**YOUR INSTRUCTIONS:**
Retype the passage of the mailing-list post on fault tolerance shown below, between "Here's my notes" and "troubleshooting research).", inclusive.

**TEXT SECTION:**

((

[Swift-devel] Re: Fault tolerance in "many task computing"?

Michael Wilde wilde at mcs.anl.gov
Mon Mar 2 17:26:49 CST 2009


All,

Pete suggested we take a look at CIFTS's message logging system and 
consider integrating it into our stack. Rinku gave me, Allan, and Zhao 
and excellent overview and demo of the system. (Thanks, Rinku!)

Here's my notes from this meeting. My intent is just to start a 
discussion for longer-term consideration, not any near-term action.
(Although Jing Tie may find some of these concepts fruitful for er 
troubleshooting research).

CIFTS is the DOE SciDAC project "Coordinated and Improved Fault 
Tolerance for High Performance Computing Systems", PI'd by Pete:
http://www.mcs.anl.gov/research/cifts/index.php

It produces "FTB", a backplane for distributing logging information 
within a distributed system:

http://www.mcs.anl.gov/research/cifts/docs/files/ftb_developers_guide.pdf

I pointed Rinku to Swift and Falkon info, as well as Netlogger and 
activities related to it in the CEDPS project, and we have a joint 
action item to understand the possible overlap and integration issues 
and possibilities between these two systems.

))

**Stored data entries:**

((

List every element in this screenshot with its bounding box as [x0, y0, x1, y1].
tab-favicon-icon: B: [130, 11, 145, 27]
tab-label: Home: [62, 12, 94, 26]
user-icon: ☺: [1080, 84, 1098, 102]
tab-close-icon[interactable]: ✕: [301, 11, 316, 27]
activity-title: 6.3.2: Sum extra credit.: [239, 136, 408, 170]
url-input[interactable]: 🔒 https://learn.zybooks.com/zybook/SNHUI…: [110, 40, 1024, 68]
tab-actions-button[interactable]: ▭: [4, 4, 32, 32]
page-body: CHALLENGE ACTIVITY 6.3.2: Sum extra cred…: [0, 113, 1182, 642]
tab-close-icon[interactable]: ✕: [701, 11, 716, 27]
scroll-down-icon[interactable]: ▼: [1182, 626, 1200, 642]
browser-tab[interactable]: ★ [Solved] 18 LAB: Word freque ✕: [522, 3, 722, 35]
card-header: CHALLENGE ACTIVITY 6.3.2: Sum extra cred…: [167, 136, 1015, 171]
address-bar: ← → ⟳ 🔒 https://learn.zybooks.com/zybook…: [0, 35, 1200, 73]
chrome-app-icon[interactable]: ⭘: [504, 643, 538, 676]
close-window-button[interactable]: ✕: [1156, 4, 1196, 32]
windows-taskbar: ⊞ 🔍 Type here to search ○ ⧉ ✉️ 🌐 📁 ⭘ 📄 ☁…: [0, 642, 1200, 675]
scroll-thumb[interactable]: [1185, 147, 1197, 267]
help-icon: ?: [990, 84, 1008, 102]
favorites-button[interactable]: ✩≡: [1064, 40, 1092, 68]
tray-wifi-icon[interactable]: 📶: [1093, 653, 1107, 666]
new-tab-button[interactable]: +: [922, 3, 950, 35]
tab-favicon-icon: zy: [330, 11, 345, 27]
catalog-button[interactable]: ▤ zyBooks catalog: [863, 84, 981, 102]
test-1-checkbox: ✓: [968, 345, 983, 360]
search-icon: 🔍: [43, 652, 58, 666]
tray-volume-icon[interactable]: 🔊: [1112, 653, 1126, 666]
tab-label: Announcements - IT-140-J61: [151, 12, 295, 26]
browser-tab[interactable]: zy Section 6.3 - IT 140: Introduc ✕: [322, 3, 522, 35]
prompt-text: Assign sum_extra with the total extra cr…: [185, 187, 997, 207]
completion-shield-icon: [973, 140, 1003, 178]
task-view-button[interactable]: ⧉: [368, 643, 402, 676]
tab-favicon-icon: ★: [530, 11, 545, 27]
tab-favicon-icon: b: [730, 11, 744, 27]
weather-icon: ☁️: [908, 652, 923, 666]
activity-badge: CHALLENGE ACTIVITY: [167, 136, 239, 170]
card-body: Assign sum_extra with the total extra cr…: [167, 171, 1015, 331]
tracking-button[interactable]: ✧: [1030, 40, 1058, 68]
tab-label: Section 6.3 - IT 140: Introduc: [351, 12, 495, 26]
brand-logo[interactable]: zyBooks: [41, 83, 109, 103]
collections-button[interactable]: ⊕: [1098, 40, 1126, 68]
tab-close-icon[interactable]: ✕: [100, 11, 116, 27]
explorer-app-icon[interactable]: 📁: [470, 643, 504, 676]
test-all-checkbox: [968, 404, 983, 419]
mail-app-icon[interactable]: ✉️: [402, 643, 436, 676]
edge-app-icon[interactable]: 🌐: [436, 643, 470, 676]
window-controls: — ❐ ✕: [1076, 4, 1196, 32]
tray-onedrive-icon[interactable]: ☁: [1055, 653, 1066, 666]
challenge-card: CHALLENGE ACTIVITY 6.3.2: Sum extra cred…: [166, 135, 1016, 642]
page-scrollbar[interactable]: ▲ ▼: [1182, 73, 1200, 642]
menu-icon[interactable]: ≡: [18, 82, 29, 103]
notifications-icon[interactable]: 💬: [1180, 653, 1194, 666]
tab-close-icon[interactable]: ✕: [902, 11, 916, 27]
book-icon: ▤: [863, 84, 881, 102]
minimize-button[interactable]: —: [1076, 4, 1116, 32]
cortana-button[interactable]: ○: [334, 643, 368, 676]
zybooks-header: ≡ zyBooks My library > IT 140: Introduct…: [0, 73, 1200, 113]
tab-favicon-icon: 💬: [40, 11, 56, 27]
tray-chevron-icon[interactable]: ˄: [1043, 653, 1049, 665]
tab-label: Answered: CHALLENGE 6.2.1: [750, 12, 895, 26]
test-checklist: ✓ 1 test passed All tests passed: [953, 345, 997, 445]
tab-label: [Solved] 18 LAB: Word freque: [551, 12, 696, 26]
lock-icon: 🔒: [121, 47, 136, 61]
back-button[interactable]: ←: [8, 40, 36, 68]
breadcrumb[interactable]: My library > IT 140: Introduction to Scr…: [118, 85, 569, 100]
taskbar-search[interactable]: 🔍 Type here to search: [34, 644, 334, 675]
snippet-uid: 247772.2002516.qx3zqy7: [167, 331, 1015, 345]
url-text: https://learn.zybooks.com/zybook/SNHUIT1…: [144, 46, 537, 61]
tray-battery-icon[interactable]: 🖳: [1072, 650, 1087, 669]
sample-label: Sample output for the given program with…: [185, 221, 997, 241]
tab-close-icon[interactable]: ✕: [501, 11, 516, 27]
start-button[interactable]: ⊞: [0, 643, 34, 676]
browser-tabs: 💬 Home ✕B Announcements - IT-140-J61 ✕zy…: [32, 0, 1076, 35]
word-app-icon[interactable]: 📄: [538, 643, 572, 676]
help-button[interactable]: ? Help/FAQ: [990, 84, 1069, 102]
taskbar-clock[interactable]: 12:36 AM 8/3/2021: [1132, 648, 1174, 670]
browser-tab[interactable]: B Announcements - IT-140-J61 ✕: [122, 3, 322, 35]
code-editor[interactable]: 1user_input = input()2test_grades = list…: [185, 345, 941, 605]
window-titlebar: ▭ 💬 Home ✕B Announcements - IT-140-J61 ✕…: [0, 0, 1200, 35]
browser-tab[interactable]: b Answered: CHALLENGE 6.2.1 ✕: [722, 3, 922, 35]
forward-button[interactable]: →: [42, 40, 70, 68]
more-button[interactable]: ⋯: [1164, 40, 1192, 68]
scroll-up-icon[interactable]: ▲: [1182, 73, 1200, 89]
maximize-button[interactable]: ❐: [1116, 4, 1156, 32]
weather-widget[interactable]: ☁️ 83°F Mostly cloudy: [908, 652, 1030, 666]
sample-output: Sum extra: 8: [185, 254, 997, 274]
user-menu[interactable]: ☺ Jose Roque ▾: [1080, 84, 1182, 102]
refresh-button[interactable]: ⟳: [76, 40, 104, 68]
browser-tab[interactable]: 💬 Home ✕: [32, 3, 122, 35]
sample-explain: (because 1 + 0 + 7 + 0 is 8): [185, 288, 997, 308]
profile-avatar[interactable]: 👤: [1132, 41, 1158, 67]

))

**EXERCISE OUTPUT:**
Here's my notes from this meeting. My intent is just to start a 
discussion for longer-term consideration, not any near-term action.
(Although Jing Tie may find some of these concepts fruitful for er 
troubleshooting research).